* [Excerpted passage]
Special to the Tribune-Star
TERRE HAUTE —
Broken bricks, shattered large clay tiles and thin strips of lumber nailed into a crimped piece of sheet metal, sit piled down a county road in Hillsdale. Covering this pile of rubble are pieces of a large tree that became uprooted in a storm less than two years ago. It’s not often a blighted piece of property can tell us a lot about Indiana’s history, but if one looks closely, tangled in the tree roots are small shells, some fragmented and some whole. The shells are not remnants from a family vacation on the coast; rather they were picked up less than a mile away in our sometimes overlooked Wabash River and used in what was once a button factory that sat on the property of Henry Cobb.

* [Challenge a] Quote the section of the passage about the Hillsdale button factory that opens with the words containing "Special to the" and closes with "of Henry Cobb.".

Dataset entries

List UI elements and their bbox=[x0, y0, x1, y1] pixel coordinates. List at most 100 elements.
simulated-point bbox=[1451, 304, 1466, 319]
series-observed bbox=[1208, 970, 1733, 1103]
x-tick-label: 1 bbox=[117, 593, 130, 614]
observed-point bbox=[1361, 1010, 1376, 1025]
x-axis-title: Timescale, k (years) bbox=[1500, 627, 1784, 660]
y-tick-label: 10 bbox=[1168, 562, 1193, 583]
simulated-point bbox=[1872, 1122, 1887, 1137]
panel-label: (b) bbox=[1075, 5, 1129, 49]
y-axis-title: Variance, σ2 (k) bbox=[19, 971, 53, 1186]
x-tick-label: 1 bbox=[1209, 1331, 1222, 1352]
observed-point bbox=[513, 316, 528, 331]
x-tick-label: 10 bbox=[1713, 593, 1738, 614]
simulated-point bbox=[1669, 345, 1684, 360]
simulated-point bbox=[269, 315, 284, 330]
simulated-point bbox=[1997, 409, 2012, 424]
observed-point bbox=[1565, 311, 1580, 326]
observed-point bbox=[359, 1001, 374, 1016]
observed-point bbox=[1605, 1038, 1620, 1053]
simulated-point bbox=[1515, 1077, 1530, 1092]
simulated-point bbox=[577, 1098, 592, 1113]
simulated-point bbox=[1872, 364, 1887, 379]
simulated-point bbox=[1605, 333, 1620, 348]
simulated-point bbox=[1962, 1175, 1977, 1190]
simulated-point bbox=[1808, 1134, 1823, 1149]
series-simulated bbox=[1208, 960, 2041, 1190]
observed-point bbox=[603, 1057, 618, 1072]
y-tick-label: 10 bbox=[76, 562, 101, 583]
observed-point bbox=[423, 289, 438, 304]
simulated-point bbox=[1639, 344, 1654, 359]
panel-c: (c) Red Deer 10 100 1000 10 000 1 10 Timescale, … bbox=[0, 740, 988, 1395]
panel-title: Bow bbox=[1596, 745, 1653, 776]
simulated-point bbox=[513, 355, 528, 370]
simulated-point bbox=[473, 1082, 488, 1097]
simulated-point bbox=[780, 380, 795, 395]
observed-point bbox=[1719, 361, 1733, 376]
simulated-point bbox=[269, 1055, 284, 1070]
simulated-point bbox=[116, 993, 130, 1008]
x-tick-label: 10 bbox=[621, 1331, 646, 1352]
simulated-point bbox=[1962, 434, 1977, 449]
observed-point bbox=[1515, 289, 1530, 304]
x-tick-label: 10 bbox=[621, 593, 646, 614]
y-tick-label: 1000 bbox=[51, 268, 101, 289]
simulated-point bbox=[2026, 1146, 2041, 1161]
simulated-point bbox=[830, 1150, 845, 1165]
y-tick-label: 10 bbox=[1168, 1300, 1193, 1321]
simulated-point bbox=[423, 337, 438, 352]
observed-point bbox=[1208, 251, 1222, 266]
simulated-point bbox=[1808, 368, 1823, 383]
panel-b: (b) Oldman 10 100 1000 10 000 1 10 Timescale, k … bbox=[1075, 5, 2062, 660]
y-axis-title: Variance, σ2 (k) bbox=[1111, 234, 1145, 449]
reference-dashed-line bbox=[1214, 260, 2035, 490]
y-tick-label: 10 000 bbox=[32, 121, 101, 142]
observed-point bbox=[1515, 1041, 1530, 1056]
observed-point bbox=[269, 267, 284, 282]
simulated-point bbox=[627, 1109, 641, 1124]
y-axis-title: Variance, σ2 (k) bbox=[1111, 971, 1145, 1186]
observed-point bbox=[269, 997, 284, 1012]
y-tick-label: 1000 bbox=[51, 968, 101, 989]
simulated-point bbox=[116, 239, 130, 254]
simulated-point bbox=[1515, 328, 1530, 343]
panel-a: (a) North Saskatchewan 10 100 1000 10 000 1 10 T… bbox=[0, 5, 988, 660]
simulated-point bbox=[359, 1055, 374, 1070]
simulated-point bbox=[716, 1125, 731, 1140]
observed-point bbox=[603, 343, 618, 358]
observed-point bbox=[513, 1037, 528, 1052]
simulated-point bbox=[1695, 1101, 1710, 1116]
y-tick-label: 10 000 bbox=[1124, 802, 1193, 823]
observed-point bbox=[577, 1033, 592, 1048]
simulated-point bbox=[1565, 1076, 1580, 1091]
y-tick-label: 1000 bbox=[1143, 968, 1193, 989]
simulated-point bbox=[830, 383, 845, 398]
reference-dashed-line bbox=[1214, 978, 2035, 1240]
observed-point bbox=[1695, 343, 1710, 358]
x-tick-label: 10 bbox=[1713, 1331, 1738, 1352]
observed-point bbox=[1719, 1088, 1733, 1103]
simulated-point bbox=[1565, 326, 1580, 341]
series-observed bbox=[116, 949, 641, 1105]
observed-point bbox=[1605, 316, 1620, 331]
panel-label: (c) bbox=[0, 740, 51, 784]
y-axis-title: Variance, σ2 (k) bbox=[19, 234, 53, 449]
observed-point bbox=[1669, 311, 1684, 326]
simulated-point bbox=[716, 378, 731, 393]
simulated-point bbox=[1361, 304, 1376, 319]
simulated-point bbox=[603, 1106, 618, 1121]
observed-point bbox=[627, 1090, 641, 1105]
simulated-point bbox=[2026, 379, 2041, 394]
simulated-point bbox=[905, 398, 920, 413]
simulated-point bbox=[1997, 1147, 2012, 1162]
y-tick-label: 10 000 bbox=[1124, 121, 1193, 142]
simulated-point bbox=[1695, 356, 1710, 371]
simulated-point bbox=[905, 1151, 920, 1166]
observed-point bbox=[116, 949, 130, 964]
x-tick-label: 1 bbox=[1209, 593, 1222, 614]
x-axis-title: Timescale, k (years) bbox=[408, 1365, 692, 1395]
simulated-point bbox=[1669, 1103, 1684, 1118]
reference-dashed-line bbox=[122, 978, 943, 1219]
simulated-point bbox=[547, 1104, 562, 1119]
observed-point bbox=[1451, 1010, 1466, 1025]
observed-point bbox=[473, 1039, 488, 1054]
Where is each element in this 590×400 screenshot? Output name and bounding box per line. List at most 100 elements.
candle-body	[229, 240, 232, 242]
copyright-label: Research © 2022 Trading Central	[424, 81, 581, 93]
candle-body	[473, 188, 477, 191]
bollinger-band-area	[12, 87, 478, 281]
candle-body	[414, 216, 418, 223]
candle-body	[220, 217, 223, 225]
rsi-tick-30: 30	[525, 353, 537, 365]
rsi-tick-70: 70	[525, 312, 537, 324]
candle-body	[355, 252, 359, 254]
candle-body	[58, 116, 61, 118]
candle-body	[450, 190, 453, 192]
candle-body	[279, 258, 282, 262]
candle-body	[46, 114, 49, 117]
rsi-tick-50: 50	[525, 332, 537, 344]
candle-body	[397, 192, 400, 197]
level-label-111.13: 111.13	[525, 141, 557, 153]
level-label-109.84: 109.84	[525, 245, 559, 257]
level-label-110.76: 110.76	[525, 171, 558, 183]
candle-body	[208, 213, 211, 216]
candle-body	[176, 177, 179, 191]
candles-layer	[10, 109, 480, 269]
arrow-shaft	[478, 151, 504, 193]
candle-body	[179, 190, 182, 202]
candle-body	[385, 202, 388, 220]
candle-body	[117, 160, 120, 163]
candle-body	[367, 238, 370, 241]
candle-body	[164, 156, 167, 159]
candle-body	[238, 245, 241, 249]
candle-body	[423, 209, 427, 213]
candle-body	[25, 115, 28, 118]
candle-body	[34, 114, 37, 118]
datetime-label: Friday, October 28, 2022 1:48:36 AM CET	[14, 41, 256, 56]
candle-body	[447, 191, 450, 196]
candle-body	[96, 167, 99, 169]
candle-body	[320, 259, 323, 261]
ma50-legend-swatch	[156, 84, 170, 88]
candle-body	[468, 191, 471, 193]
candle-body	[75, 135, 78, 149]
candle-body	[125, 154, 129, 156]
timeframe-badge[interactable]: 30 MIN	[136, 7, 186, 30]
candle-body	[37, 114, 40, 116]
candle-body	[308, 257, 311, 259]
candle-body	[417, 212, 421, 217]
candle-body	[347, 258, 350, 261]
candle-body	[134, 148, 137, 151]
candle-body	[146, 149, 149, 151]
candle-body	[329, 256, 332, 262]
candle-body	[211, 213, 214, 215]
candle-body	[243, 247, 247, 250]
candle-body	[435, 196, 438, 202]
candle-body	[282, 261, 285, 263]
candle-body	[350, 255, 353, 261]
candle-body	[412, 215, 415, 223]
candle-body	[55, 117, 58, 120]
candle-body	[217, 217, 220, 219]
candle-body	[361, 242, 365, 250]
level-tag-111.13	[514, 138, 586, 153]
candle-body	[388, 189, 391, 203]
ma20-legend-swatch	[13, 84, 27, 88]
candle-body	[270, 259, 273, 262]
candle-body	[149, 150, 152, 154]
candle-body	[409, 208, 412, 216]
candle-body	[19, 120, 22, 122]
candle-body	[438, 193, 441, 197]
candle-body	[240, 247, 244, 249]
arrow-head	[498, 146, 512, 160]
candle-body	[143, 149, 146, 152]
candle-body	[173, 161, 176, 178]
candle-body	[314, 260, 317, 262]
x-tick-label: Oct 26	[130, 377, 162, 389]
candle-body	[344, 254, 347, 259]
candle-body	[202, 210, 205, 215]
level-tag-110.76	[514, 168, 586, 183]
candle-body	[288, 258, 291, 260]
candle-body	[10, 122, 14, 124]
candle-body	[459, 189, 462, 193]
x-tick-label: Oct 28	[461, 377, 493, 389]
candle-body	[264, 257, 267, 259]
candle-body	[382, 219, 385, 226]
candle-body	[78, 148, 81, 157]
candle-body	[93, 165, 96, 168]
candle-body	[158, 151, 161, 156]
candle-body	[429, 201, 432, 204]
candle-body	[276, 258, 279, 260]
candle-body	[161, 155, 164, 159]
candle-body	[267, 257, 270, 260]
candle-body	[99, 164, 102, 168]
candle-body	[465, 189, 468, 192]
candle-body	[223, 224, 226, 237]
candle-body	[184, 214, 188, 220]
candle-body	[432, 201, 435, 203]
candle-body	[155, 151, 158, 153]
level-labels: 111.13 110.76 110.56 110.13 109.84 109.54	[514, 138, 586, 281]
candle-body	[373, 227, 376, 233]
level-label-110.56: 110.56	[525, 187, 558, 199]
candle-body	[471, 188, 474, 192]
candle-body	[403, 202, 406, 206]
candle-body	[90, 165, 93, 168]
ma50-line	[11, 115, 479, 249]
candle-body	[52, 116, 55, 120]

* [Challenge b] Print the Dataset entries verbatim from their very first line through the line containing "simulated-point bbox=[1669, 345, 1684, 360]", both ends included, and print nothing else.

* [Correct answer a]
Special to the Tribune-Star
TERRE HAUTE —
Broken bricks, shattered large clay tiles and thin strips of lumber nailed into a crimped piece of sheet metal, sit piled down a county road in Hillsdale. Covering this pile of rubble are pieces of a large tree that became uprooted in a storm less than two years ago. It’s not often a blighted piece of property can tell us a lot about Indiana’s history, but if one looks closely, tangled in the tree roots are small shells, some fragmented and some whole. The shells are not remnants from a family vacation on the coast; rather they were picked up less than a mile away in our sometimes overlooked Wabash River and used in what was once a button factory that sat on the property of Henry Cobb.

* [Correct answer b]
List UI elements and their bbox=[x0, y0, x1, y1] pixel coordinates. List at most 100 elements.
simulated-point bbox=[1451, 304, 1466, 319]
series-observed bbox=[1208, 970, 1733, 1103]
x-tick-label: 1 bbox=[117, 593, 130, 614]
observed-point bbox=[1361, 1010, 1376, 1025]
x-axis-title: Timescale, k (years) bbox=[1500, 627, 1784, 660]
y-tick-label: 10 bbox=[1168, 562, 1193, 583]
simulated-point bbox=[1872, 1122, 1887, 1137]
panel-label: (b) bbox=[1075, 5, 1129, 49]
y-axis-title: Variance, σ2 (k) bbox=[19, 971, 53, 1186]
x-tick-label: 1 bbox=[1209, 1331, 1222, 1352]
observed-point bbox=[513, 316, 528, 331]
x-tick-label: 10 bbox=[1713, 593, 1738, 614]
simulated-point bbox=[1669, 345, 1684, 360]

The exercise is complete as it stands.